WHAT IS ASKED →
Look through the material and tally each line bearing the word "JSON". Give only the total.

:: RECORDS

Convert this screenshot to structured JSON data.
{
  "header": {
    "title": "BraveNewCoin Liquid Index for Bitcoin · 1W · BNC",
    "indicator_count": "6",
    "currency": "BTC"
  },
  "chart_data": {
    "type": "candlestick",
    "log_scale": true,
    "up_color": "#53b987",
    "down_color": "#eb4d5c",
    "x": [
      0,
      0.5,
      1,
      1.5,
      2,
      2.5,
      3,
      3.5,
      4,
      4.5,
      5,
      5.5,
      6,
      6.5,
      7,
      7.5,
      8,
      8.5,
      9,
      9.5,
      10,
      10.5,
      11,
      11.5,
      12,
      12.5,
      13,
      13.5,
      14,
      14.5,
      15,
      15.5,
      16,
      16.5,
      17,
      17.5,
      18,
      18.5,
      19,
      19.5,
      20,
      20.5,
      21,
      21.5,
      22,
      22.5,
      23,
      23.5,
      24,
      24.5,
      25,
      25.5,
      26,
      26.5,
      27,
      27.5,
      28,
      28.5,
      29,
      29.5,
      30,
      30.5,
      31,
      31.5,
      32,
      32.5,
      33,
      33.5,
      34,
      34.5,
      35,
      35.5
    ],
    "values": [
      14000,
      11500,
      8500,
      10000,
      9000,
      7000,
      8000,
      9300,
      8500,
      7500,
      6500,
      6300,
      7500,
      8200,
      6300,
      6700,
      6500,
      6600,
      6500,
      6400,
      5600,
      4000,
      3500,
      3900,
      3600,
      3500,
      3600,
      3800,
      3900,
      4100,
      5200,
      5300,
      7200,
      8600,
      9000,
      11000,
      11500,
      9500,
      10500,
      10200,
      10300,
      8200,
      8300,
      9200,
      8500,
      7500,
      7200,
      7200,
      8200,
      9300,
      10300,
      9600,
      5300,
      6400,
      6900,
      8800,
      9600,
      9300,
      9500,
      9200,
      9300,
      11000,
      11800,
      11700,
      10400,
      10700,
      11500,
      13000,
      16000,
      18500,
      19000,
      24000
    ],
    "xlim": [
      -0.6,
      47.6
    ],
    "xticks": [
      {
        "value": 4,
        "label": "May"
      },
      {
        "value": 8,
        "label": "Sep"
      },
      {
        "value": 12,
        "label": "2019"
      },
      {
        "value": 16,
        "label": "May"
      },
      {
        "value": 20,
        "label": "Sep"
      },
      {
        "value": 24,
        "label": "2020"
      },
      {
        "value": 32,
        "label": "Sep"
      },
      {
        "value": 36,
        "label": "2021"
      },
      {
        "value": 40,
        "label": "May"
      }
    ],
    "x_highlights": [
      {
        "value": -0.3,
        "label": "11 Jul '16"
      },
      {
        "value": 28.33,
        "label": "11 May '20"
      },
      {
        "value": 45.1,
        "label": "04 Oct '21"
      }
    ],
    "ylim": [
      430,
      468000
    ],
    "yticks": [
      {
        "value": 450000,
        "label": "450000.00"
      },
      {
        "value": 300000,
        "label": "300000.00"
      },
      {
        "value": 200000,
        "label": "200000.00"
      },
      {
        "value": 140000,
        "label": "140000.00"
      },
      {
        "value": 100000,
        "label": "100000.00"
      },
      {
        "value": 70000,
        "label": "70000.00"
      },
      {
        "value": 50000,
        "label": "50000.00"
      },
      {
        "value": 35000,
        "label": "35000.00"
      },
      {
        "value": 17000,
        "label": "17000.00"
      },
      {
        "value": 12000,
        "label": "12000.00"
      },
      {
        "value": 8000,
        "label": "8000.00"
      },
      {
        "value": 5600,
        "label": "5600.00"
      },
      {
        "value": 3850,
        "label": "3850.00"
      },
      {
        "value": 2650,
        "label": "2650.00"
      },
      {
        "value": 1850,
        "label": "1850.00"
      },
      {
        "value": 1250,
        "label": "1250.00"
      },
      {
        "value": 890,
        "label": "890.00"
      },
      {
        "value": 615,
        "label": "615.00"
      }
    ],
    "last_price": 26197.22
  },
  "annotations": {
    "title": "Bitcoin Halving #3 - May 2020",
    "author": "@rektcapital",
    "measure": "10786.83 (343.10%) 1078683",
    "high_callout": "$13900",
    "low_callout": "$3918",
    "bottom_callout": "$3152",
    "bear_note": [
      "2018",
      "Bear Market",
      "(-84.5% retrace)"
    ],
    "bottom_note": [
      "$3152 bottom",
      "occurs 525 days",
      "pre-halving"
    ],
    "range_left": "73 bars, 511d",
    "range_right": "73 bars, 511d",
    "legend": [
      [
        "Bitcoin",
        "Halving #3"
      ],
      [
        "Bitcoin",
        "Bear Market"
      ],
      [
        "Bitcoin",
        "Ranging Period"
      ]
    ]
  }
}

::::
:: RECORDS

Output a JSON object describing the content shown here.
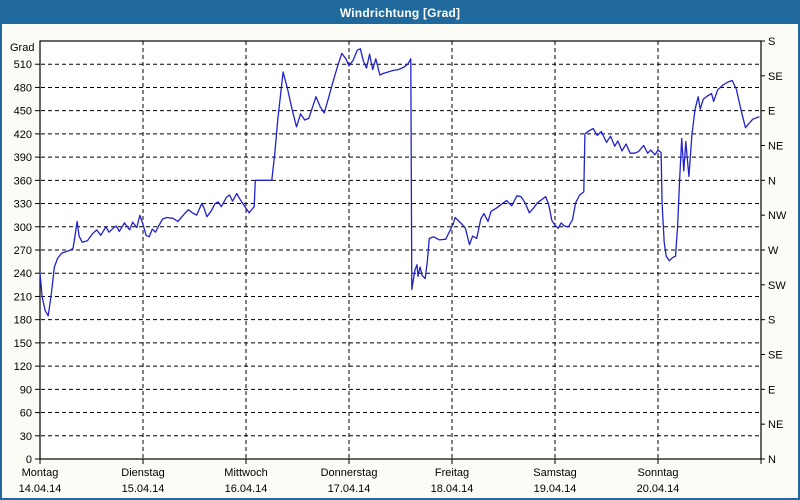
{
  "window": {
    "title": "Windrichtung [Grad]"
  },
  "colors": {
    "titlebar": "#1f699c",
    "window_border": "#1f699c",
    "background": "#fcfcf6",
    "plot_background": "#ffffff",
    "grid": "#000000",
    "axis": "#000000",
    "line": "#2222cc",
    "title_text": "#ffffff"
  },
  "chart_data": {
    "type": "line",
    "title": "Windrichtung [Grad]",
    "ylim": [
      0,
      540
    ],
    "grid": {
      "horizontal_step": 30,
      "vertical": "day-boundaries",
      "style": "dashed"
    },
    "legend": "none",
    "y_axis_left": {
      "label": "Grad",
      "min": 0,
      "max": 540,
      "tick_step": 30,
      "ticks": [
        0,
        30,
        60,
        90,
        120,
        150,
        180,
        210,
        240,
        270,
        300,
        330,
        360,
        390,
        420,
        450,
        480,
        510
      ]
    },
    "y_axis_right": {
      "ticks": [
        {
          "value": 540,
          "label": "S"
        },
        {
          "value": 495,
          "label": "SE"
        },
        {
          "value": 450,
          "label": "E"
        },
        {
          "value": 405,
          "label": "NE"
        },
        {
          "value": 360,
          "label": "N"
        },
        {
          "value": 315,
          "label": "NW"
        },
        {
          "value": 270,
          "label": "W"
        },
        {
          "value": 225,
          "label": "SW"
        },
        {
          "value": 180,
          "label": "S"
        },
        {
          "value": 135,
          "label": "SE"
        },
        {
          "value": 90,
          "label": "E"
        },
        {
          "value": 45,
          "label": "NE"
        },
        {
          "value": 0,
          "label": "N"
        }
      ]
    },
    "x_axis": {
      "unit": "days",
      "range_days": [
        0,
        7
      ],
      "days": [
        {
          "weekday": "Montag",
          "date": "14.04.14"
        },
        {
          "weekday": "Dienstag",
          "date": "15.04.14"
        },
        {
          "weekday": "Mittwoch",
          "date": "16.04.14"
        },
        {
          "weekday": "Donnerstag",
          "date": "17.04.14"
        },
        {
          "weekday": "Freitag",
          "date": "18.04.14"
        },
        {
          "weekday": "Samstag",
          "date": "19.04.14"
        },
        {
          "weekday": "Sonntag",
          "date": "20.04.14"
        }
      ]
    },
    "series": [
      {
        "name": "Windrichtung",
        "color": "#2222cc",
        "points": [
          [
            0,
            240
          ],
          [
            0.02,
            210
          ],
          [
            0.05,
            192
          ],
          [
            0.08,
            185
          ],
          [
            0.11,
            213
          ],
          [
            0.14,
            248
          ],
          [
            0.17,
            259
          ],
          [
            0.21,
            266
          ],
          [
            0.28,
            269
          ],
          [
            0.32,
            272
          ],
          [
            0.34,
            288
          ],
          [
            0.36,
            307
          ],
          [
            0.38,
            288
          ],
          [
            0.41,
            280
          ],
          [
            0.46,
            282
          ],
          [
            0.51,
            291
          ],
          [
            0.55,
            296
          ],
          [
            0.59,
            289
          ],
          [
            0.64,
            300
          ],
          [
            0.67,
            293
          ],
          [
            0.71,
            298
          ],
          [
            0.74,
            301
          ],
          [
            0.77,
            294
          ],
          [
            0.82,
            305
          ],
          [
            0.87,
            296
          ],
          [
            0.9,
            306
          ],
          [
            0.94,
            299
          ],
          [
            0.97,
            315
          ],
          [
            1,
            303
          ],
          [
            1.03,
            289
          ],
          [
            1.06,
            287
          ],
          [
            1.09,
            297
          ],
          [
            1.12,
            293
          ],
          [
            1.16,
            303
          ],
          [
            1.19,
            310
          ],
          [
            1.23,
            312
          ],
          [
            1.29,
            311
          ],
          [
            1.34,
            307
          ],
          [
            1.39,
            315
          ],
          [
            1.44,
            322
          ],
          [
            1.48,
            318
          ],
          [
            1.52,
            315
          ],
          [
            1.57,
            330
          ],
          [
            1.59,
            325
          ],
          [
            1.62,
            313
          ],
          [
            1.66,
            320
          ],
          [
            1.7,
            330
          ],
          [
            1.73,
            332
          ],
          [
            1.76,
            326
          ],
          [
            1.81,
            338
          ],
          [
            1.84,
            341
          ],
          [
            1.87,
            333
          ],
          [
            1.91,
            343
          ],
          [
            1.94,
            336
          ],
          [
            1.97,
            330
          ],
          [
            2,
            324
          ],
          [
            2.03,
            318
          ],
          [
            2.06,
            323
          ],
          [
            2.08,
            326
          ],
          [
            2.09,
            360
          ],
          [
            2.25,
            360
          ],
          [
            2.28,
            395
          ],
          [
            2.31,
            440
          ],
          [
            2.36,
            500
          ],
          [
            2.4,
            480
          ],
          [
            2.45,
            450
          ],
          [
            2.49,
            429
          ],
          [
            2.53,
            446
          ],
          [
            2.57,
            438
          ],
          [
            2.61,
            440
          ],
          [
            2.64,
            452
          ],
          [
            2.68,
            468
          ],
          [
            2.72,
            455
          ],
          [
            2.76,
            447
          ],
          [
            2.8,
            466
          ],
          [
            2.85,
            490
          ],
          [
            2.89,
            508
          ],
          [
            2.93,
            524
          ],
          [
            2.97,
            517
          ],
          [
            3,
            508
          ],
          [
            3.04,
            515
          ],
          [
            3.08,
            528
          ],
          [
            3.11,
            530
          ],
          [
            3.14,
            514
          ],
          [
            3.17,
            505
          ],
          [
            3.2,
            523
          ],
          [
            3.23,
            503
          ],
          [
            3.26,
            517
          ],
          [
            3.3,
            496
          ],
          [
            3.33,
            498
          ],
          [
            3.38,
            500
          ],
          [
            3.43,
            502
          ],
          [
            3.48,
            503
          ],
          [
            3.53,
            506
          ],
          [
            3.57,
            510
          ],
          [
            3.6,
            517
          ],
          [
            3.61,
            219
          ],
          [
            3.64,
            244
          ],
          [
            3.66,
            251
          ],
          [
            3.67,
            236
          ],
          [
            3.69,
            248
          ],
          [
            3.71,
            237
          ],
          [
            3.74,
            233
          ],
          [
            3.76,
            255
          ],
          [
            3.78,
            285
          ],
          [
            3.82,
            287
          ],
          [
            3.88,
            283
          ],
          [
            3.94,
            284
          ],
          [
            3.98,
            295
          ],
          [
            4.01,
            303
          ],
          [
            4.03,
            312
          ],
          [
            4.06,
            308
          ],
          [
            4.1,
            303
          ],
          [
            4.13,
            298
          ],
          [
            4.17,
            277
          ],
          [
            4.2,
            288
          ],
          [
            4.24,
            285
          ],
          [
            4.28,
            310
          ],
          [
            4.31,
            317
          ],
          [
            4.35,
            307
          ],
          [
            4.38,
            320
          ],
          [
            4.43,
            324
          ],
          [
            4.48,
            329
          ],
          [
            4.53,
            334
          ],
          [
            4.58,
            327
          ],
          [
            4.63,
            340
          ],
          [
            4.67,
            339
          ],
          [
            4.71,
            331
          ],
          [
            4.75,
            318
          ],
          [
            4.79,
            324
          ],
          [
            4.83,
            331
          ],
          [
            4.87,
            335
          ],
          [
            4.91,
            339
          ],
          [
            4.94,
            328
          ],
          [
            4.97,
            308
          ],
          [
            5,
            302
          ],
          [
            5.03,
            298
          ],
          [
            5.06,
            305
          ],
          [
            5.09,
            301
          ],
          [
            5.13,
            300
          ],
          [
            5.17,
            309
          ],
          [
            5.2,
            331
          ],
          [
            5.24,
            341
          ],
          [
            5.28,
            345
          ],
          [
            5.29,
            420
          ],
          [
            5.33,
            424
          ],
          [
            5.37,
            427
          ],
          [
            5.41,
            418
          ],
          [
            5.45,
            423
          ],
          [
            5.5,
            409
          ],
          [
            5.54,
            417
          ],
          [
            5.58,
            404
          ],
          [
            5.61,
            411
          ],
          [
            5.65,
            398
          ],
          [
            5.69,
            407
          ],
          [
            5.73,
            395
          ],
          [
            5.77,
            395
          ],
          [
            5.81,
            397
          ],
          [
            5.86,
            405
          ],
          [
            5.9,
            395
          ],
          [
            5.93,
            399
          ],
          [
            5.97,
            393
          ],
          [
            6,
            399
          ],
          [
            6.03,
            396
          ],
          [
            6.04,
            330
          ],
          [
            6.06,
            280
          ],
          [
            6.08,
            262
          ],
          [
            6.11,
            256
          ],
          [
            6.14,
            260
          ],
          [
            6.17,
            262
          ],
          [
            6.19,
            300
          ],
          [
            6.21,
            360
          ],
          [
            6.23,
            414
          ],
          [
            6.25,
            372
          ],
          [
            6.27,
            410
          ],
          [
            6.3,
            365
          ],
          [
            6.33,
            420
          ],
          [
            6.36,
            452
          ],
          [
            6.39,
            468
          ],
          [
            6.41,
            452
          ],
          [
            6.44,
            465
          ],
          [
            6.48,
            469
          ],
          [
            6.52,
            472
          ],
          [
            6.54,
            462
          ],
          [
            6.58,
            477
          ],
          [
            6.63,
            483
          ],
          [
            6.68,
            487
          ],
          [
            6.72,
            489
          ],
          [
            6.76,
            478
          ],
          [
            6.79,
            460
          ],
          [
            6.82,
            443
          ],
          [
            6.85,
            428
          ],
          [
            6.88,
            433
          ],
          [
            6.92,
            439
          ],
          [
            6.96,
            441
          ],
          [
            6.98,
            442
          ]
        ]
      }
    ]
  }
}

::::
:: RECORDS

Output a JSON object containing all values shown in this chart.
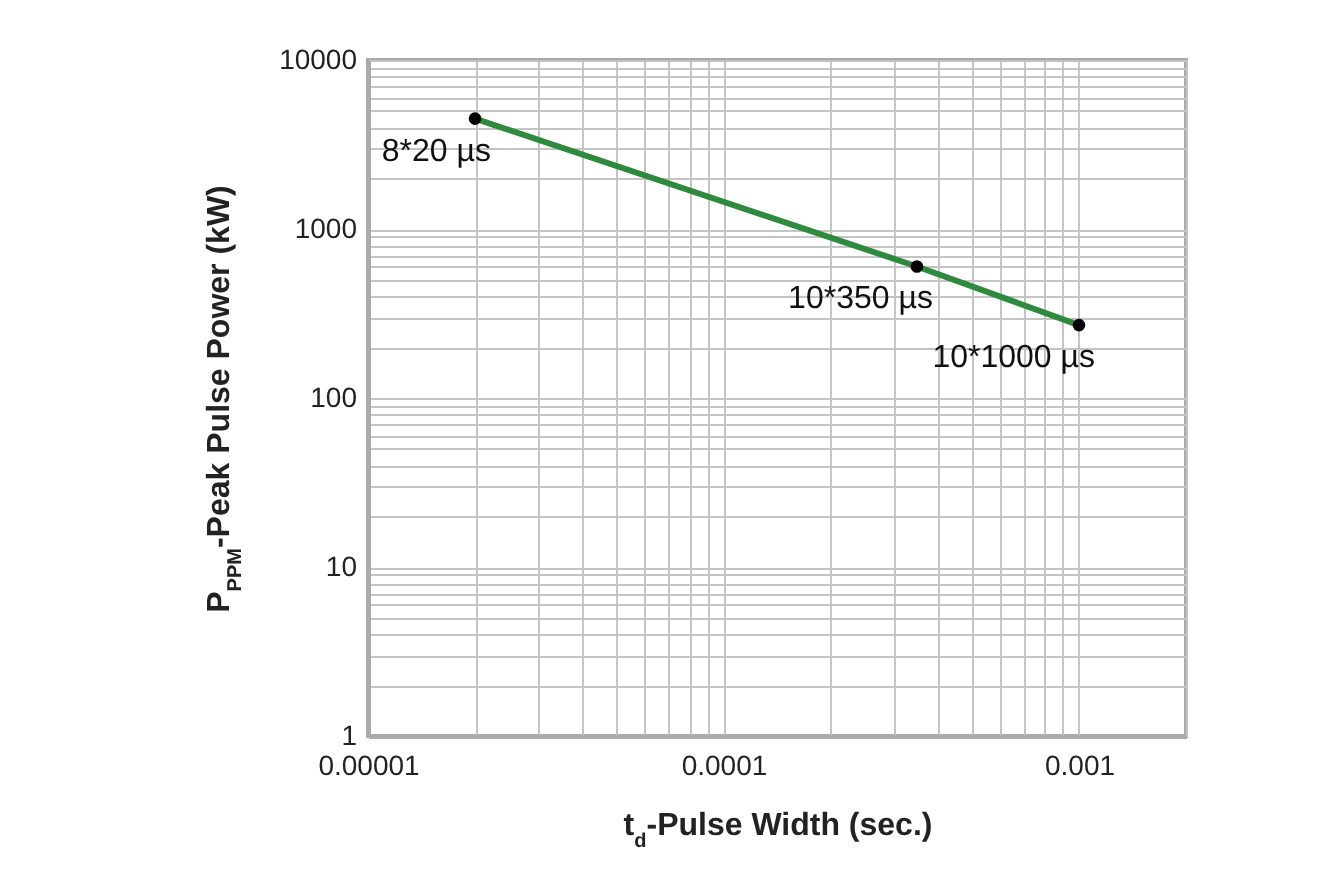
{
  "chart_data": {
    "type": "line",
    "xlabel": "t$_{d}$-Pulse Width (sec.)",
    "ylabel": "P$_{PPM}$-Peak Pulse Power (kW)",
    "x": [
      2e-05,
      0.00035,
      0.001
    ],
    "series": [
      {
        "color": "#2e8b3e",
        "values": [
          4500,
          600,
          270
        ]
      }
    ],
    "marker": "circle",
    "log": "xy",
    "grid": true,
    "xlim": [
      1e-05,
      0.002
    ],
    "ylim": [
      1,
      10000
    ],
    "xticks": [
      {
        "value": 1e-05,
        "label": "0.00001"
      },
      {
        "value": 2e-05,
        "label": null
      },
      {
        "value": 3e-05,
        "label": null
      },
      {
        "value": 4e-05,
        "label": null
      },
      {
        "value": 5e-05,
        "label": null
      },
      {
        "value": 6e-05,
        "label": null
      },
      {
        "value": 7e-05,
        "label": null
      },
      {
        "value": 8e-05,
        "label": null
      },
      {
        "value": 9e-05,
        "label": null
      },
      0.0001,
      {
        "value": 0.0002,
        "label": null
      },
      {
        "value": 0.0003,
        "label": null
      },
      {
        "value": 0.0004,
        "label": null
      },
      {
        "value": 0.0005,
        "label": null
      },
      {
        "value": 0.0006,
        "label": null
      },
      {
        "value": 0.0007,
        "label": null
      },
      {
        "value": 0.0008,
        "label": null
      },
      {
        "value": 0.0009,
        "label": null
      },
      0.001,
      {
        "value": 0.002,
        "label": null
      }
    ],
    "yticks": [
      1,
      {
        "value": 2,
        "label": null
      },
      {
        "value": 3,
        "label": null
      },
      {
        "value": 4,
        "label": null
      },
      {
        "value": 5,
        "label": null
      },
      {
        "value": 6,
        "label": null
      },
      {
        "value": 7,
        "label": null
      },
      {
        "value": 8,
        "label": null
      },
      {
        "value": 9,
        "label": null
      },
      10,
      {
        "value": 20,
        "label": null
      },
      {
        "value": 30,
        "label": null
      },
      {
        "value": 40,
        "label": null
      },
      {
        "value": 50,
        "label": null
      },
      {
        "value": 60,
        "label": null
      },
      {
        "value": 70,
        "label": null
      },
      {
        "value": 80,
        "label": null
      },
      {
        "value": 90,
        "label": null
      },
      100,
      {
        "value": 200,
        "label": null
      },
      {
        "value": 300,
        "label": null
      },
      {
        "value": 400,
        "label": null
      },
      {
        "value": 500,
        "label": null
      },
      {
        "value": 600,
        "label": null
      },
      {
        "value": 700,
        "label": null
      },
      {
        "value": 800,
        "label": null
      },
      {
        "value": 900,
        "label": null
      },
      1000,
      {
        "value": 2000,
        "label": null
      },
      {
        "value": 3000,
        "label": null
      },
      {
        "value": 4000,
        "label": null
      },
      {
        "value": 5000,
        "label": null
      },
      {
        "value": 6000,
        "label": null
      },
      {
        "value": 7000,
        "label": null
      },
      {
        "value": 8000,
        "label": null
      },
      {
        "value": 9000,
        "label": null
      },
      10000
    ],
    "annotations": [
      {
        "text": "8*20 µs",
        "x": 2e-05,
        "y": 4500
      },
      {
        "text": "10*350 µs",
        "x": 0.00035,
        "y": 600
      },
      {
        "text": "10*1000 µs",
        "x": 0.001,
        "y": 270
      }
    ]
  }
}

::::

RESULT OF THE EXERCISE →
3